[Dataset rows about figures]

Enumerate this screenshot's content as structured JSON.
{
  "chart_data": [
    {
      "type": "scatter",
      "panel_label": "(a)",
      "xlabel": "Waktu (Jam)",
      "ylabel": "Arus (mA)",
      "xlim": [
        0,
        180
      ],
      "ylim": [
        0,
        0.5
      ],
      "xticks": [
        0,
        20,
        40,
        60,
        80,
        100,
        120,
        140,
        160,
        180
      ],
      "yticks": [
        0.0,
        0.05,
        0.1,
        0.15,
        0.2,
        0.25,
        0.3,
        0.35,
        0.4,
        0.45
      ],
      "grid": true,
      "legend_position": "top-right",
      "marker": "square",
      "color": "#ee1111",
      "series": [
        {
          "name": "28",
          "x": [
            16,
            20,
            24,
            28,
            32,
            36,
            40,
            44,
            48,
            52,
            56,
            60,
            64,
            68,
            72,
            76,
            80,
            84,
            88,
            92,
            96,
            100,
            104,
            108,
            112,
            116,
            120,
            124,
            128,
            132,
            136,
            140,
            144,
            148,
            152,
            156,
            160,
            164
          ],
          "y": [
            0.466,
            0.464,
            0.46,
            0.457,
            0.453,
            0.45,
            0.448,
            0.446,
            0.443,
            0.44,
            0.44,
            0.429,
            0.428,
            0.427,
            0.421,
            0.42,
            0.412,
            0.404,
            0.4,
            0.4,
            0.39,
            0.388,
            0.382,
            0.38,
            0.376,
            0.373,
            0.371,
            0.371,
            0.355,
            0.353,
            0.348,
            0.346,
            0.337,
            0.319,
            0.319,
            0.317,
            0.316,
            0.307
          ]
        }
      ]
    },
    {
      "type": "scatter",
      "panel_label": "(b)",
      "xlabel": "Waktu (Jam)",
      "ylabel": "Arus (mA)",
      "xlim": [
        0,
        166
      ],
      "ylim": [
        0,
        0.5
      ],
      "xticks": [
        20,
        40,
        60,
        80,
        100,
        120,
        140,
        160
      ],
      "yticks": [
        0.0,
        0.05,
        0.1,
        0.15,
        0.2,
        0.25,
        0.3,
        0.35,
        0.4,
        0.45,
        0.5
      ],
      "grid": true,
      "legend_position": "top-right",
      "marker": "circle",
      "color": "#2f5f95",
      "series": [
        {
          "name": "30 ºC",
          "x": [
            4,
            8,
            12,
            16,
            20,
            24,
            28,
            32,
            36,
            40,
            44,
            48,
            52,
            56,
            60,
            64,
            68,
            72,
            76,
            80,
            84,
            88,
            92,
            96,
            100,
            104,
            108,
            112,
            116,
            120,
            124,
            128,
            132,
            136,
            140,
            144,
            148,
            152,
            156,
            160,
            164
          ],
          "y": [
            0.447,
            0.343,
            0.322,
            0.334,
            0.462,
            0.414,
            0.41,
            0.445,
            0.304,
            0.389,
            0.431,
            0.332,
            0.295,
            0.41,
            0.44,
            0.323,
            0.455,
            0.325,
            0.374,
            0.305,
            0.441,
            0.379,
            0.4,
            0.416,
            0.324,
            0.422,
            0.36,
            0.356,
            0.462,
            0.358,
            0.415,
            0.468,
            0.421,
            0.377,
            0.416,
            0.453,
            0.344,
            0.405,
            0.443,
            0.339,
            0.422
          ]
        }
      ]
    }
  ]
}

- _What the exercise asks_: Would you reproduce the material above in full, exactly as given?

- _Exercise result_:
Enumerate this screenshot's content as structured JSON.
{
  "chart_data": [
    {
      "type": "scatter",
      "panel_label": "(a)",
      "xlabel": "Waktu (Jam)",
      "ylabel": "Arus (mA)",
      "xlim": [
        0,
        180
      ],
      "ylim": [
        0,
        0.5
      ],
      "xticks": [
        0,
        20,
        40,
        60,
        80,
        100,
        120,
        140,
        160,
        180
      ],
      "yticks": [
        0.0,
        0.05,
        0.1,
        0.15,
        0.2,
        0.25,
        0.3,
        0.35,
        0.4,
        0.45
      ],
      "grid": true,
      "legend_position": "top-right",
      "marker": "square",
      "color": "#ee1111",
      "series": [
        {
          "name": "28",
          "x": [
            16,
            20,
            24,
            28,
            32,
            36,
            40,
            44,
            48,
            52,
            56,
            60,
            64,
            68,
            72,
            76,
            80,
            84,
            88,
            92,
            96,
            100,
            104,
            108,
            112,
            116,
            120,
            124,
            128,
            132,
            136,
            140,
            144,
            148,
            152,
            156,
            160,
            164
          ],
          "y": [
            0.466,
            0.464,
            0.46,
            0.457,
            0.453,
            0.45,
            0.448,
            0.446,
            0.443,
            0.44,
            0.44,
            0.429,
            0.428,
            0.427,
            0.421,
            0.42,
            0.412,
            0.404,
            0.4,
            0.4,
            0.39,
            0.388,
            0.382,
            0.38,
            0.376,
            0.373,
            0.371,
            0.371,
            0.355,
            0.353,
            0.348,
            0.346,
            0.337,
            0.319,
            0.319,
            0.317,
            0.316,
            0.307
          ]
        }
      ]
    },
    {
      "type": "scatter",
      "panel_label": "(b)",
      "xlabel": "Waktu (Jam)",
      "ylabel": "Arus (mA)",
      "xlim": [
        0,
        166
      ],
      "ylim": [
        0,
        0.5
      ],
      "xticks": [
        20,
        40,
        60,
        80,
        100,
        120,
        140,
        160
      ],
      "yticks": [
        0.0,
        0.05,
        0.1,
        0.15,
        0.2,
        0.25,
        0.3,
        0.35,
        0.4,
        0.45,
        0.5
      ],
      "grid": true,
      "legend_position": "top-right",
      "marker": "circle",
      "color": "#2f5f95",
      "series": [
        {
          "name": "30 ºC",
          "x": [
            4,
            8,
            12,
            16,
            20,
            24,
            28,
            32,
            36,
            40,
            44,
            48,
            52,
            56,
            60,
            64,
            68,
            72,
            76,
            80,
            84,
            88,
            92,
            96,
            100,
            104,
            108,
            112,
            116,
            120,
            124,
            128,
            132,
            136,
            140,
            144,
            148,
            152,
            156,
            160,
            164
          ],
          "y": [
            0.447,
            0.343,
            0.322,
            0.334,
            0.462,
            0.414,
            0.41,
            0.445,
            0.304,
            0.389,
            0.431,
            0.332,
            0.295,
            0.41,
            0.44,
            0.323,
            0.455,
            0.325,
            0.374,
            0.305,
            0.441,
            0.379,
            0.4,
            0.416,
            0.324,
            0.422,
            0.36,
            0.356,
            0.462,
            0.358,
            0.415,
            0.468,
            0.421,
            0.377,
            0.416,
            0.453,
            0.344,
            0.405,
            0.443,
            0.339,
            0.422
          ]
        }
      ]
    }
  ]
}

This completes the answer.